• TASK INSTRUCTIONS
Copy every line that holds "xlabel".
..........
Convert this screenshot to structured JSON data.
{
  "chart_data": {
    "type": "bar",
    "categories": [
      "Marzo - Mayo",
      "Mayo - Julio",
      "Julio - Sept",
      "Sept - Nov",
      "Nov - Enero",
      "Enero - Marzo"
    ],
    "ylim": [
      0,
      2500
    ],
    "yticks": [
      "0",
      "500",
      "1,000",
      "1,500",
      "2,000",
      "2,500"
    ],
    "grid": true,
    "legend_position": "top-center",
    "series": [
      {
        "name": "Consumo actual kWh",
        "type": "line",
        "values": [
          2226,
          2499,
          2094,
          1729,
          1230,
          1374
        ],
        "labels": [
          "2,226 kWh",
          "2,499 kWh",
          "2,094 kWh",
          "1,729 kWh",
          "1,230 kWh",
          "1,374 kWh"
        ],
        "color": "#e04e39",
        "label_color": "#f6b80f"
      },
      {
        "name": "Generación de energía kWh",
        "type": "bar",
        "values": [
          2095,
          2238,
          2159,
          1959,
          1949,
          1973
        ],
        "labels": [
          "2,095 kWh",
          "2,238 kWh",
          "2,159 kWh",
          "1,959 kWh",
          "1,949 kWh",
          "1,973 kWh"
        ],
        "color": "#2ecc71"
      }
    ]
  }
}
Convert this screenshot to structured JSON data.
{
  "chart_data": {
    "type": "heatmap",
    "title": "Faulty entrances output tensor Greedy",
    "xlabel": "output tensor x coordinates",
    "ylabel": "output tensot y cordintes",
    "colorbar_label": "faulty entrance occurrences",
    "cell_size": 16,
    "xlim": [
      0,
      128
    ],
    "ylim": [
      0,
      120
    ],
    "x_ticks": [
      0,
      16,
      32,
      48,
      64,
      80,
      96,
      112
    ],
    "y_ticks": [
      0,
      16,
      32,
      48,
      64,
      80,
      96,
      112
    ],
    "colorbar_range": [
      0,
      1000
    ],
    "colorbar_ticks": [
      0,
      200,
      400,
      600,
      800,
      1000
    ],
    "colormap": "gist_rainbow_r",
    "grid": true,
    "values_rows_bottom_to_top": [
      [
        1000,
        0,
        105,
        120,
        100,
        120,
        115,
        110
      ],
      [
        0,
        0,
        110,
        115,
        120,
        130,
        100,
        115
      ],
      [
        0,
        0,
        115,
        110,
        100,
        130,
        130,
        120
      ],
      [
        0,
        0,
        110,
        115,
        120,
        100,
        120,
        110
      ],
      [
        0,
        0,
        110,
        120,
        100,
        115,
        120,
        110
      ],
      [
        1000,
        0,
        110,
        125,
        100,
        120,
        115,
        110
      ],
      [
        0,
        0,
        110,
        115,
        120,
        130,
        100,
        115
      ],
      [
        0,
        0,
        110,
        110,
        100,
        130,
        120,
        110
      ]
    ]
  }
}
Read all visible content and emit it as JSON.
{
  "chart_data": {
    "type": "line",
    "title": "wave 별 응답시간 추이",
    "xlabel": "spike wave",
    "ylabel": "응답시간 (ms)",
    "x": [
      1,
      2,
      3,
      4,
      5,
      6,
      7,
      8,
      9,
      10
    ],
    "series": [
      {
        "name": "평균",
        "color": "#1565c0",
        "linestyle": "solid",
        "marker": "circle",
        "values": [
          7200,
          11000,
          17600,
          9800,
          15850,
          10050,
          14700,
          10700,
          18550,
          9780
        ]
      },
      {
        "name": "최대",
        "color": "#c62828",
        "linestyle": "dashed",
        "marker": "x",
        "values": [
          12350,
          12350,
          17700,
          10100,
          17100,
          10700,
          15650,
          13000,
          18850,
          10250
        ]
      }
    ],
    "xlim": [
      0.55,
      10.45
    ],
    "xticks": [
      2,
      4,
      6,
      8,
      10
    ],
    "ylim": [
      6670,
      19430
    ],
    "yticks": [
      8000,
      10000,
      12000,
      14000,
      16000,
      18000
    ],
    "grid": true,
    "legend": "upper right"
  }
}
..........
• REPLY
    "xlabel": "output tensor x coordinates",
    "xlabel": "spike wave",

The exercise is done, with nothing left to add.